_DATA PROVIDED:_
• • •
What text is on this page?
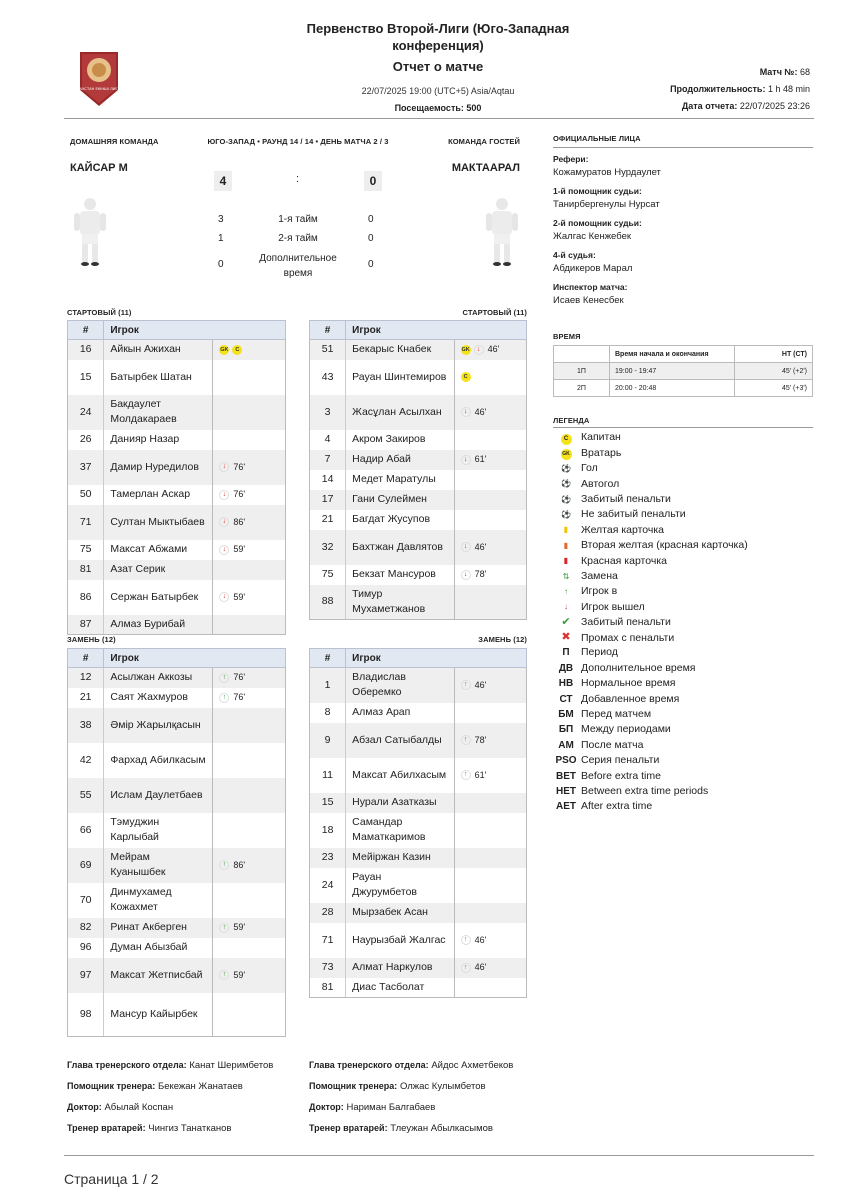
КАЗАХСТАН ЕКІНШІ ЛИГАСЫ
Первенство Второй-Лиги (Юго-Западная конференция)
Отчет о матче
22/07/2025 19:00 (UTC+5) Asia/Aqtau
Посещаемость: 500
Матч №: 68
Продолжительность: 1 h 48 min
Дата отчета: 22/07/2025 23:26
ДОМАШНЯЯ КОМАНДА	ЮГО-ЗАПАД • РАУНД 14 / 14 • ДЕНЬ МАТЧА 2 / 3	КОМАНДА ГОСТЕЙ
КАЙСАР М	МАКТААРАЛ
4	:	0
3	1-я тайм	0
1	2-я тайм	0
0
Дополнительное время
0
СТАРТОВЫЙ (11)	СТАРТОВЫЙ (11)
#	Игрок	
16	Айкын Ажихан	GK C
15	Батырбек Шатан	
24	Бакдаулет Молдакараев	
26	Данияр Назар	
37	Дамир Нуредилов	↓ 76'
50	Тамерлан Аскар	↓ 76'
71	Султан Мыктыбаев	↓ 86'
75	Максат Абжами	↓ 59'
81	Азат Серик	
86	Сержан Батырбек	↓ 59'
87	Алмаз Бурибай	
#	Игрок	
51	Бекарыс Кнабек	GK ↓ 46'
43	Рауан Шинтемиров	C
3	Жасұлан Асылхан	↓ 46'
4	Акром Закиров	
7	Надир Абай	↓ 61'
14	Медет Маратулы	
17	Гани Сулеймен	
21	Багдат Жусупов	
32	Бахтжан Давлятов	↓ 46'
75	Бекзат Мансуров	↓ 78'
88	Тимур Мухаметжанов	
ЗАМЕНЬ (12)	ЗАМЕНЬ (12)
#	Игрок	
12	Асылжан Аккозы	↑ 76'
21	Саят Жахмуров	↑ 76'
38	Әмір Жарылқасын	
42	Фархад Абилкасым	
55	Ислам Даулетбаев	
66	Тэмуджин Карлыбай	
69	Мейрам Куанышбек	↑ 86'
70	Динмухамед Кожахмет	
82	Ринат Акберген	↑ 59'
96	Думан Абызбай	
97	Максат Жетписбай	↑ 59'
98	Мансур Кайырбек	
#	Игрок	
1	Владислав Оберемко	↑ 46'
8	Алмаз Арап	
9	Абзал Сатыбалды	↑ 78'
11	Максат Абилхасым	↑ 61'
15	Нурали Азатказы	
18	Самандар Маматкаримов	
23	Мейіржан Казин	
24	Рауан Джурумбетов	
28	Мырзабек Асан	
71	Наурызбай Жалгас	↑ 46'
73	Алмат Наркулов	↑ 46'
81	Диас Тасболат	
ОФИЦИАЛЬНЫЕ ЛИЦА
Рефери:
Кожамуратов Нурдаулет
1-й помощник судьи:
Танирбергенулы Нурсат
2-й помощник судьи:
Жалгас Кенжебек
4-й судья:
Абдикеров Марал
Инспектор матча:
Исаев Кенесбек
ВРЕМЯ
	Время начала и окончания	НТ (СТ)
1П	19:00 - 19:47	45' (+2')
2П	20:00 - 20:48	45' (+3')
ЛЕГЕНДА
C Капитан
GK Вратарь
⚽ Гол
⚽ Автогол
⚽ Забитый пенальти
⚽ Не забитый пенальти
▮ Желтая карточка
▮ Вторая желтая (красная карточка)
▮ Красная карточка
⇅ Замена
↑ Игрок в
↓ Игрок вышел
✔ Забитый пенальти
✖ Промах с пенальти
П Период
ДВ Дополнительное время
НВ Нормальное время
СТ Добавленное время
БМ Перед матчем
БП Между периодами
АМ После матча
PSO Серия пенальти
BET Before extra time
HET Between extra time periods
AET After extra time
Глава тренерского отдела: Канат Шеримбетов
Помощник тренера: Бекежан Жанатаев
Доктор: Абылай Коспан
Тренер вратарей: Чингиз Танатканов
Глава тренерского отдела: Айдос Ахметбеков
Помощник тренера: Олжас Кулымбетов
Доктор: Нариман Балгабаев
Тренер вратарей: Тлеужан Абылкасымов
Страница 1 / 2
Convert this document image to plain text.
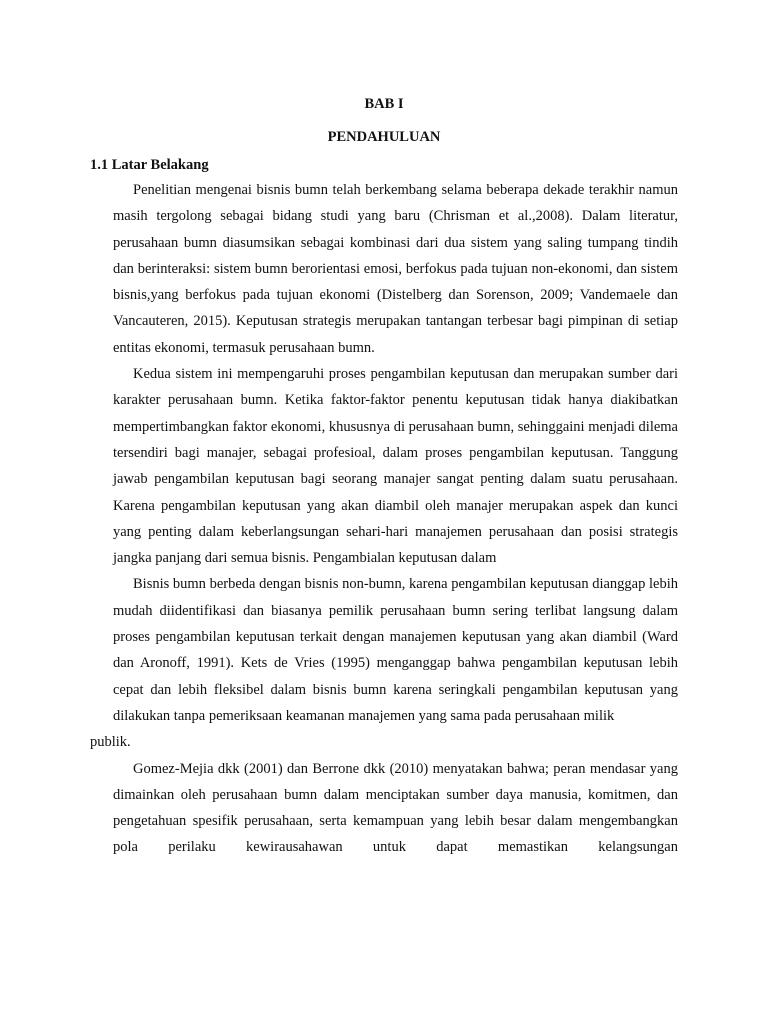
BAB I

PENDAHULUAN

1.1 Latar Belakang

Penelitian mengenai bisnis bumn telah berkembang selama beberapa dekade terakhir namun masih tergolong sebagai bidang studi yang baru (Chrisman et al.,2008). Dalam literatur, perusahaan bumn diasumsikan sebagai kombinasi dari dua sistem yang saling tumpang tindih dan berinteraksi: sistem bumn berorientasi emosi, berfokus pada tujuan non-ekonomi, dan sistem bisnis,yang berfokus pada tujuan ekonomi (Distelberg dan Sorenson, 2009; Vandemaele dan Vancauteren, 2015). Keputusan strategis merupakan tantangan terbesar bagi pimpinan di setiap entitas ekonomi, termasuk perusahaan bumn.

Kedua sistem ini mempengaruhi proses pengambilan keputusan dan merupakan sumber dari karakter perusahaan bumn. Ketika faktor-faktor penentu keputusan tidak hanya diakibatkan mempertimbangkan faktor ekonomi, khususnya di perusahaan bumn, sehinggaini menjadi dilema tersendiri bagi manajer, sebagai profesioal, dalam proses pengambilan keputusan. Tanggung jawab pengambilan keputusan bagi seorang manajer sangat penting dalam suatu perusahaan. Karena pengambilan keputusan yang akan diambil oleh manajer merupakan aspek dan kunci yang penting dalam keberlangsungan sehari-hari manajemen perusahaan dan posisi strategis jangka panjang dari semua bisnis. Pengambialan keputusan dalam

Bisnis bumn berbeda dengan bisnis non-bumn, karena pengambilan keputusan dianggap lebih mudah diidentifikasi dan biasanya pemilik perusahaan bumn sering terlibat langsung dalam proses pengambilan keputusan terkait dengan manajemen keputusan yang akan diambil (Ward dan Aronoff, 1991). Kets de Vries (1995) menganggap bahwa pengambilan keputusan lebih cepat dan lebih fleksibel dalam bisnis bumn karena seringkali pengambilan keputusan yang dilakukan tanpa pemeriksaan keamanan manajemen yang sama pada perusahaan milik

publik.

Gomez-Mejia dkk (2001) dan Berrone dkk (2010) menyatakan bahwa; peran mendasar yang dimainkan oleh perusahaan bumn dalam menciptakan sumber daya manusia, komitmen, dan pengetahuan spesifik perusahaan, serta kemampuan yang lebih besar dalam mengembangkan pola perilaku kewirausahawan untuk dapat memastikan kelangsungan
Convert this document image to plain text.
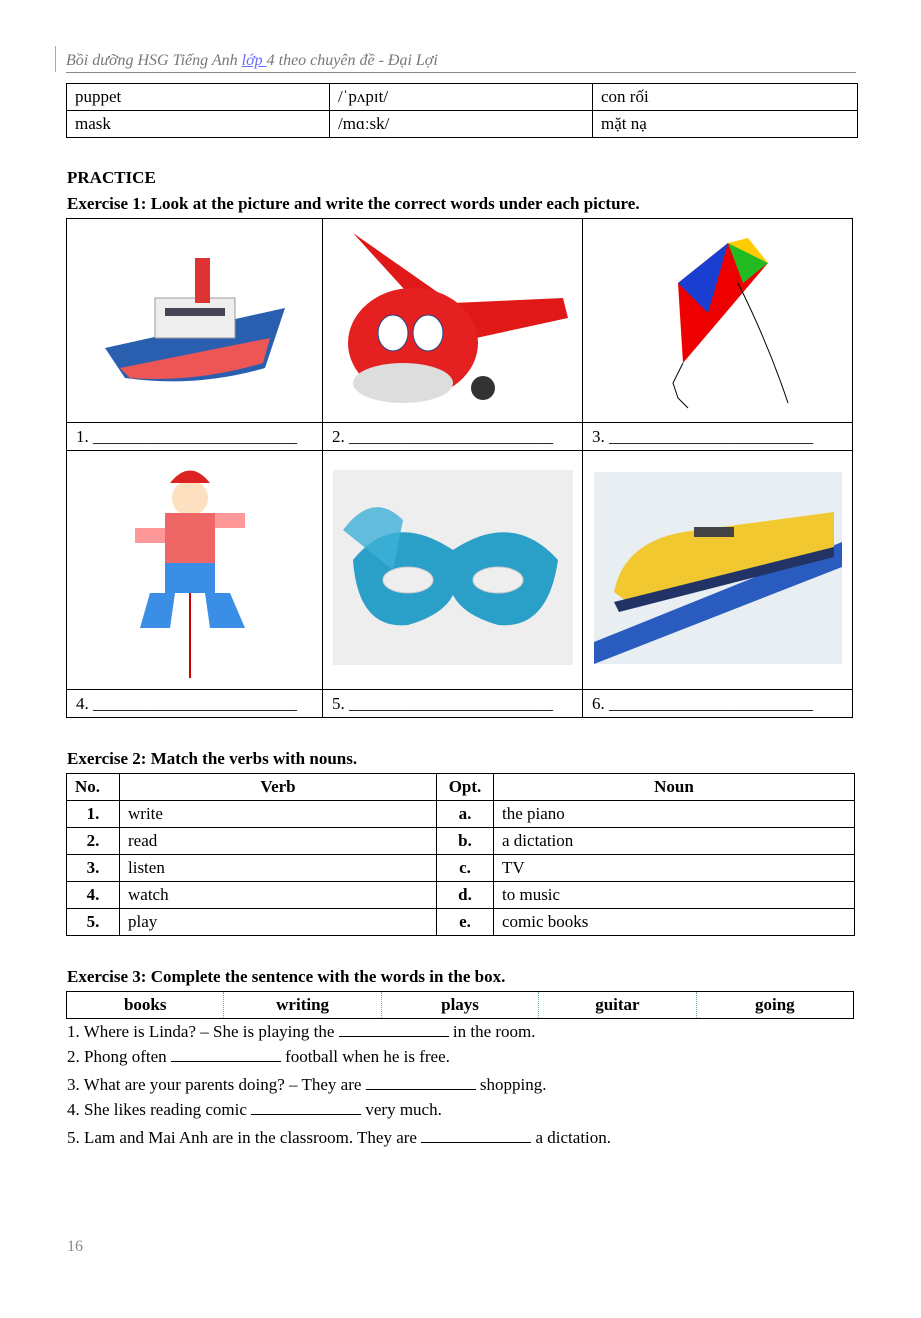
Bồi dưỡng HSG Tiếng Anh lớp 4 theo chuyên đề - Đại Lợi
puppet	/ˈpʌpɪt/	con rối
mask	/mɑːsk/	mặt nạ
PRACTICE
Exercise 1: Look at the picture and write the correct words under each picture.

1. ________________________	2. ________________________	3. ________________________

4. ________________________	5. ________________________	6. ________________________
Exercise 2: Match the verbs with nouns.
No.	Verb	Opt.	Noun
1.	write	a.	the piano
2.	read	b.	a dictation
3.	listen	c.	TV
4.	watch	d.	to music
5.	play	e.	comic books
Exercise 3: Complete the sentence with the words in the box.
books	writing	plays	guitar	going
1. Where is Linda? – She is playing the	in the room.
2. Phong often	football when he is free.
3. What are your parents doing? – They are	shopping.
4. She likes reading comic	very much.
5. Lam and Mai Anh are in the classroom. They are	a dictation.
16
• • •
_TASK REQUIREMENTS:_
Identify the lines in the entries above that contain "судьи", then copy them out.

_ANSWER IN FULL:_
1-й помощник судьи:
2-й помощник судьи:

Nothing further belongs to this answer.